Aim -> From the entries that follow, list every line in which the string "structured" appears.

***** Records shown *****

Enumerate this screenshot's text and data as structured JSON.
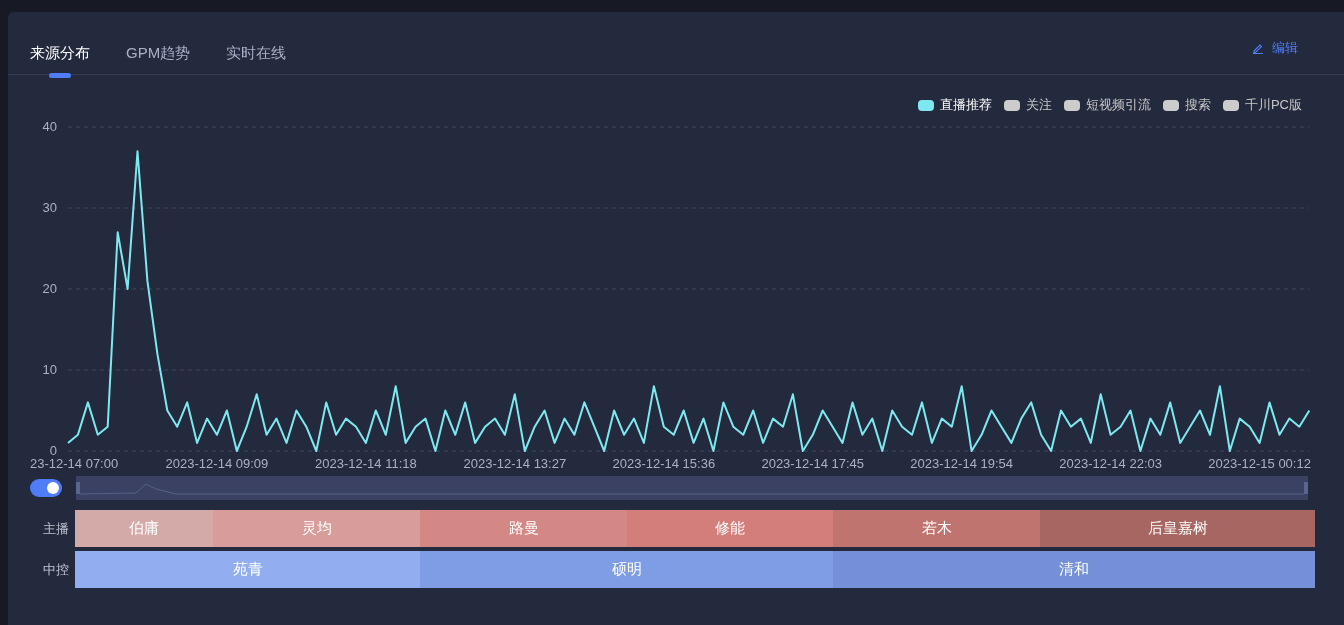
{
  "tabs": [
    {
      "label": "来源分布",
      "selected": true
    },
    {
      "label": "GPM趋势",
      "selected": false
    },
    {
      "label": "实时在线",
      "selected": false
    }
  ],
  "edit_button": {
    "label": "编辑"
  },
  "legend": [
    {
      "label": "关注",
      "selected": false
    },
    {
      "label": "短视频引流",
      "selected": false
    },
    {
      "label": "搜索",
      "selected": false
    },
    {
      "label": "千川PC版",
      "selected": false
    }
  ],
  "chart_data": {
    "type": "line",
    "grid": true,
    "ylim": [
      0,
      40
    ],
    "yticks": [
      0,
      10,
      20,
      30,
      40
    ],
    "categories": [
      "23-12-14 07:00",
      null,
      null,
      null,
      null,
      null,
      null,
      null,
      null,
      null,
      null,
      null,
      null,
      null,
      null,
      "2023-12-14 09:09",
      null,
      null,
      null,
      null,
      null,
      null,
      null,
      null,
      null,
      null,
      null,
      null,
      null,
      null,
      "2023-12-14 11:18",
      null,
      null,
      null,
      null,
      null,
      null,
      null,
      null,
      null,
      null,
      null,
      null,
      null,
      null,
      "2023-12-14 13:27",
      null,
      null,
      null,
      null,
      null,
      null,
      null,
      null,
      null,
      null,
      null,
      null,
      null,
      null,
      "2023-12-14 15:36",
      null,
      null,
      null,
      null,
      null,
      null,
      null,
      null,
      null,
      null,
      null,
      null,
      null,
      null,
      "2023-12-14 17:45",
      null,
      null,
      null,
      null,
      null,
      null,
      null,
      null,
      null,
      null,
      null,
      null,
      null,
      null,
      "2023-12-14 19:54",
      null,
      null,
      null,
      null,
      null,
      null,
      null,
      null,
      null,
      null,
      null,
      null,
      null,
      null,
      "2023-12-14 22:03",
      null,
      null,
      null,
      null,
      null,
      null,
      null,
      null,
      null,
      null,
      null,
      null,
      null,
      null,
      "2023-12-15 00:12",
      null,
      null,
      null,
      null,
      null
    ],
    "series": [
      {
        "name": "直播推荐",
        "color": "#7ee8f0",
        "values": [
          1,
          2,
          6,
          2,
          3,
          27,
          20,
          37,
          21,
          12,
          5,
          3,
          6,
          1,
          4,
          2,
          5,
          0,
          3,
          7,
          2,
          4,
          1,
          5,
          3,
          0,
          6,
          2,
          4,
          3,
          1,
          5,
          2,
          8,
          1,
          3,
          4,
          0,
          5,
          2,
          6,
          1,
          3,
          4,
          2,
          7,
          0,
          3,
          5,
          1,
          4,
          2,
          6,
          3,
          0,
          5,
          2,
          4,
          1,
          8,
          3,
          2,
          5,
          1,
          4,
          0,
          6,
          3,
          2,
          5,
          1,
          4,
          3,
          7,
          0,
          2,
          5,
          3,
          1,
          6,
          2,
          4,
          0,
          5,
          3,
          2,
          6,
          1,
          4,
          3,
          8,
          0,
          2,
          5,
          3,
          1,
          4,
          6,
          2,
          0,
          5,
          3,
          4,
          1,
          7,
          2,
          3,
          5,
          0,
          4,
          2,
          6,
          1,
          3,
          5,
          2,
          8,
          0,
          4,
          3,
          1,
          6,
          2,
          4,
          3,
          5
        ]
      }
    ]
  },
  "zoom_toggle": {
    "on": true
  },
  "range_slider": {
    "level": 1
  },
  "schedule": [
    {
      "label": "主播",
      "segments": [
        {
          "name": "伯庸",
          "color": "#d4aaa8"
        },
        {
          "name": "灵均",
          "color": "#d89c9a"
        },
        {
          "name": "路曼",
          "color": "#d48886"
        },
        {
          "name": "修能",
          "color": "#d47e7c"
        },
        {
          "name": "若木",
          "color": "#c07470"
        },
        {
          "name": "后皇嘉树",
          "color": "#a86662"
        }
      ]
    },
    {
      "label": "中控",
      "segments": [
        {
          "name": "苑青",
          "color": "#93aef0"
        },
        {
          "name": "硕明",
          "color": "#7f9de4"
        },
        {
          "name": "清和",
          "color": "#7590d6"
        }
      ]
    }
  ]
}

*****
***** Records shown *****

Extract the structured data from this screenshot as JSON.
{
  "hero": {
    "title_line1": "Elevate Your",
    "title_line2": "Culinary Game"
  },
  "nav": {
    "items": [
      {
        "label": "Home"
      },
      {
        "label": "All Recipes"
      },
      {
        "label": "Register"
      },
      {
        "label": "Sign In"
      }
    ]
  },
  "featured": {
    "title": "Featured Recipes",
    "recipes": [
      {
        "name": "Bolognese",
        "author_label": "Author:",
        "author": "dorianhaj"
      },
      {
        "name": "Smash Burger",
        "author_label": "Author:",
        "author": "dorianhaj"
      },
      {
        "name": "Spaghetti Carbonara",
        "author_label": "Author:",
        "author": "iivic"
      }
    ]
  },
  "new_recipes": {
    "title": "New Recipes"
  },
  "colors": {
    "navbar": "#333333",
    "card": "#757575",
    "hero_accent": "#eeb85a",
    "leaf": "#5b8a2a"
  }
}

*****
***** Records shown *****

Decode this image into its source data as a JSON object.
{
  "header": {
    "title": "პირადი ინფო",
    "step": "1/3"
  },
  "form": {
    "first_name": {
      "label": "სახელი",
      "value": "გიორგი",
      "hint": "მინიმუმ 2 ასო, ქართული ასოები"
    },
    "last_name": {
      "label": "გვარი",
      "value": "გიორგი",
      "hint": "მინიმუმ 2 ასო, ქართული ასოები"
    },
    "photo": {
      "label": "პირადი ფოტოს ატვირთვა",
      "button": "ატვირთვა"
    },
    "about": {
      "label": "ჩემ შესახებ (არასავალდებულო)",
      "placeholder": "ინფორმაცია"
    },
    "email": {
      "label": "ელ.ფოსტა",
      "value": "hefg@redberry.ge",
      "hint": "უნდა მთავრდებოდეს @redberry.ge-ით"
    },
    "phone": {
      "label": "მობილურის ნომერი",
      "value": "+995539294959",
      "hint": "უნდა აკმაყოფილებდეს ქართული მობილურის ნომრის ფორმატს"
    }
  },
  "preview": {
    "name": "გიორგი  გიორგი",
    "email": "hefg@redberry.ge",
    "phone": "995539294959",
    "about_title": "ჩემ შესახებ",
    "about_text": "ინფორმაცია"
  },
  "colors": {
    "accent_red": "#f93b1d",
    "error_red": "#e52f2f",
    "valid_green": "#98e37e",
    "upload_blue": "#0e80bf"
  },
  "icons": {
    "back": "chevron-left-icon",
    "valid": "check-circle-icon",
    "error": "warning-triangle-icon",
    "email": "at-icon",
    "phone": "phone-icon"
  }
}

*****

Result of the exercise ->
Enumerate this screenshot's text and data as structured JSON.
Extract the structured data from this screenshot as JSON.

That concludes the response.